Finally, the Commission’s Communication on the New Pact touches upon legal migration opportunities to Europe, which nevertheless remains an eminently national competence. These opportunities boil down to resettlement and skilled migration, whereby third-country nationals are either seen as victims to be rescued or potential labourers instrumental for European economies. Integration in European host societies is addressed as a last point, in a way that neglects the active discrimination and barriers that newcomers and even EU-born individuals with a migrant background often experience by hand of their fellow citizens.
In sum, the Commission’s New Pact on migration, poised to undergo the scrutiny of the European Parliament and the Council, appears yet another endeavour to conceal (global) political conundrums behind legalism and depoliticization. The EU is portrayed as a mere receiver of human in-flows to which it is called to react, disregarding the active role that it plays in producing, shaping, and directing these very flows. Furthermore, as ultimately proved by the statement that “stable and cohesive societies […] can […] help people feel that their future lies at home”, the New Pact re-embodies the so-called sedentary bias and advances everybody’s immobility in the place where they were born, again postponing a much-needed deliberation on what the EU identity is and wants to be.

**PROVIDED INFORMATION**:
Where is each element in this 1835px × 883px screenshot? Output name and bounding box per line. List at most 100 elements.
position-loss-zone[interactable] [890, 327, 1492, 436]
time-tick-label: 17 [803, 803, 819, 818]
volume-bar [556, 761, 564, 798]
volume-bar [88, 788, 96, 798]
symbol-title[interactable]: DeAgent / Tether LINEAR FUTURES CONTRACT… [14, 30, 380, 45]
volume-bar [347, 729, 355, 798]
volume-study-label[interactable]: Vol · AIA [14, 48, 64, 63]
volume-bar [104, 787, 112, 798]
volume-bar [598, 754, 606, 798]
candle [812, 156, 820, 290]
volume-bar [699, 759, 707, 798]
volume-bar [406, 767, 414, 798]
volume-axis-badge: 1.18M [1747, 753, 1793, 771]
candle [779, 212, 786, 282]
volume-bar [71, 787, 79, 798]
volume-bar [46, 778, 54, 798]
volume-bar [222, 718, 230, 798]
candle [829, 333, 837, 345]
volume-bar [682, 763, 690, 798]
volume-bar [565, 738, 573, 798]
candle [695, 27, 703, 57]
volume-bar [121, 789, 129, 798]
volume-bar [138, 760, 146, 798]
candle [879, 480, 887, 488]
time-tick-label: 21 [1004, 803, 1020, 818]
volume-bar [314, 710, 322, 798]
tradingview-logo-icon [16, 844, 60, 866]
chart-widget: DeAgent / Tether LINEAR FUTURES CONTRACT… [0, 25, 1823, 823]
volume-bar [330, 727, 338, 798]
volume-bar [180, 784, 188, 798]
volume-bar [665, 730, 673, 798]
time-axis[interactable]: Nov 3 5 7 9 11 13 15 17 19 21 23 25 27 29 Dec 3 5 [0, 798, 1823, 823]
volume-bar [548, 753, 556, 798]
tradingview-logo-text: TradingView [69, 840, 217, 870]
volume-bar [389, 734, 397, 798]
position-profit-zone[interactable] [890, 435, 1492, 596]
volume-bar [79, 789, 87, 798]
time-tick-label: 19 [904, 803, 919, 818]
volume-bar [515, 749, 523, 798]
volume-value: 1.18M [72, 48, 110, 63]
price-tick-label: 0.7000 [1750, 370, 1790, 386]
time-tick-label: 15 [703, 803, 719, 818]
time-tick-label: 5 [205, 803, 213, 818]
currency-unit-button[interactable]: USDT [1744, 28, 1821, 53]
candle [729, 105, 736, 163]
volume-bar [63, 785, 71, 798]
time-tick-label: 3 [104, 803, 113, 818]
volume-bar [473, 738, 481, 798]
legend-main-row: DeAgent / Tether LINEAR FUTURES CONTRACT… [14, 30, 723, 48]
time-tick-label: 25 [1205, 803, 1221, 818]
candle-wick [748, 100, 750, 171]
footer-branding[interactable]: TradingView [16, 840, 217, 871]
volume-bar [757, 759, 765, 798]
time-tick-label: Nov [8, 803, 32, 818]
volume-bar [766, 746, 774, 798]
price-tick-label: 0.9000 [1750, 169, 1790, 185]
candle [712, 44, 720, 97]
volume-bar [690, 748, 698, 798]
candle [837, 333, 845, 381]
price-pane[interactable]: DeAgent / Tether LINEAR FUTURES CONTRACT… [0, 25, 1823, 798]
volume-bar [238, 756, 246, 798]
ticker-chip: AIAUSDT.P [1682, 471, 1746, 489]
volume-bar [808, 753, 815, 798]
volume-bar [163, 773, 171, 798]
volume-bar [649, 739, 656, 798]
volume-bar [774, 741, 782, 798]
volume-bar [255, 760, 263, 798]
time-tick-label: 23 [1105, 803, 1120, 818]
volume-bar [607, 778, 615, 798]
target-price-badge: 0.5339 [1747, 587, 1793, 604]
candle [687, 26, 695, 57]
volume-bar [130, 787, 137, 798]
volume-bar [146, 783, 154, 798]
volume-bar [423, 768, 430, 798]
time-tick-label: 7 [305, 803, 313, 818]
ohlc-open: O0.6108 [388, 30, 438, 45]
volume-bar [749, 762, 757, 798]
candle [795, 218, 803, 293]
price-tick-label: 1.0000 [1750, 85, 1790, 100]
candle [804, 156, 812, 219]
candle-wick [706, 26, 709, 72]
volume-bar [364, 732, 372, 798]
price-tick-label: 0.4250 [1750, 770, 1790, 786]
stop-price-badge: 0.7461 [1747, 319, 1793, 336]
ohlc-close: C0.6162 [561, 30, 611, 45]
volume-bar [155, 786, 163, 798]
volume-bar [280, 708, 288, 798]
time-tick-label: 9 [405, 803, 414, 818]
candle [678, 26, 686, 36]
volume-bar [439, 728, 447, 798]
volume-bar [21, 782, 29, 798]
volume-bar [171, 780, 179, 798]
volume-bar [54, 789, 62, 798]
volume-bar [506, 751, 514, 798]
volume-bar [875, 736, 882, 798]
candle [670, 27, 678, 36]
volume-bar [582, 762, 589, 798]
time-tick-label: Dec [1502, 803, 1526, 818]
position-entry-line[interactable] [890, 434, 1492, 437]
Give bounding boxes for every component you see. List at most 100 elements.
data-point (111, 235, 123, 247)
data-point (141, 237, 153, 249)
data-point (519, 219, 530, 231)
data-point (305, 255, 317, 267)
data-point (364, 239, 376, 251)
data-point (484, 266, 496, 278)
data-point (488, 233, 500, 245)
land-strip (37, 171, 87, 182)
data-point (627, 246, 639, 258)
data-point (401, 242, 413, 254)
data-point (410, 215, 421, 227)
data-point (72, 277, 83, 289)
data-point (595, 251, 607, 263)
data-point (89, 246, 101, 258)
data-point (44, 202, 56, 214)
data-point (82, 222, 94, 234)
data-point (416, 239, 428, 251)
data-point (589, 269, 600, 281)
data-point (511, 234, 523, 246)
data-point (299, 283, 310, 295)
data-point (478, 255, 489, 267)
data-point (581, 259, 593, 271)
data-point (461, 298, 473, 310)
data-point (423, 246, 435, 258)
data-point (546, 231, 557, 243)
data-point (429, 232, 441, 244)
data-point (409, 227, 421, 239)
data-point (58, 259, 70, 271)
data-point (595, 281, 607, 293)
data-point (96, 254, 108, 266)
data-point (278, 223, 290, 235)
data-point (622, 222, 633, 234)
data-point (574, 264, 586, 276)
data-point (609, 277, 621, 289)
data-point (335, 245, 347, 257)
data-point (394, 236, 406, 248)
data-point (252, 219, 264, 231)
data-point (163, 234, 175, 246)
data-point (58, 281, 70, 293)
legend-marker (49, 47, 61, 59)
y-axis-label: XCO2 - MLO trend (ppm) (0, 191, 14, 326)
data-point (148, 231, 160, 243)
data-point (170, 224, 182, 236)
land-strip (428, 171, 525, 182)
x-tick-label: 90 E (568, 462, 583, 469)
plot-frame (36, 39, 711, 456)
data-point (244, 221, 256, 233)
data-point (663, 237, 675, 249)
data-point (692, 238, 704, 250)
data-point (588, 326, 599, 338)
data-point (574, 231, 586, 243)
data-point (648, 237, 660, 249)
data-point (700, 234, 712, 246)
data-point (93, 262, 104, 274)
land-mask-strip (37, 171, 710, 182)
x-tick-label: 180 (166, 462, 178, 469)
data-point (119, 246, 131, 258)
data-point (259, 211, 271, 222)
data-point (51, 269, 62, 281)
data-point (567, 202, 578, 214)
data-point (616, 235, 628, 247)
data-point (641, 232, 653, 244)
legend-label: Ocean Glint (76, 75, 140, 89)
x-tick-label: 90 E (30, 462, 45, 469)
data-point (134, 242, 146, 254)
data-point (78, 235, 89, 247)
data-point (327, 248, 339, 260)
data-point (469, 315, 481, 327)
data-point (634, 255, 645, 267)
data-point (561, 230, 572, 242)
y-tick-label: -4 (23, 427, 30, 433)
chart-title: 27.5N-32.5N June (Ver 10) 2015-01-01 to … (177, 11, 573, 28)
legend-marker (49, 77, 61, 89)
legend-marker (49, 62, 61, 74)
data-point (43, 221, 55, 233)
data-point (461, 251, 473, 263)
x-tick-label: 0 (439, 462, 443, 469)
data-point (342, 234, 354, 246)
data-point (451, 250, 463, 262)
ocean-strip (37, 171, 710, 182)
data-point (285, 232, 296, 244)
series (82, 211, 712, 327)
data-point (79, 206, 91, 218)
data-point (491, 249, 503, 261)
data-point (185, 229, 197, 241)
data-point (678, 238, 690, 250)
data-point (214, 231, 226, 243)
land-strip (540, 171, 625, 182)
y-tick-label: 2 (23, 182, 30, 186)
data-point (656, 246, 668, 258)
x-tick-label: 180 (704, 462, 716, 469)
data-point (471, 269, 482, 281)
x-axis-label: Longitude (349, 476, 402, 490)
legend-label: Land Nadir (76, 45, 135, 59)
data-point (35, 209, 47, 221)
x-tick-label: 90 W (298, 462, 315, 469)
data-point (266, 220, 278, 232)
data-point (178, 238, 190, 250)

**WHAT THE EXERCISE ASKS**:
Rewrite the part of the passage on the EU's New Pact on migration between "In sum, the" and "wants to be.", inclusive, and replace "sedentary bias" with "immobility bias".

**EXERCISE RESULT**:
In sum, the Commission’s New Pact on migration, poised to undergo the scrutiny of the European Parliament and the Council, appears yet another endeavour to conceal (global) political conundrums behind legalism and depoliticization. The EU is portrayed as a mere receiver of human in-flows to which it is called to react, disregarding the active role that it plays in producing, shaping, and directing these very flows. Furthermore, as ultimately proved by the statement that “stable and cohesive societies […] can […] help people feel that their future lies at home”, the New Pact re-embodies the so-called immobility bias and advances everybody’s immobility in the place where they were born, again postponing a much-needed deliberation on what the EU identity is and wants to be.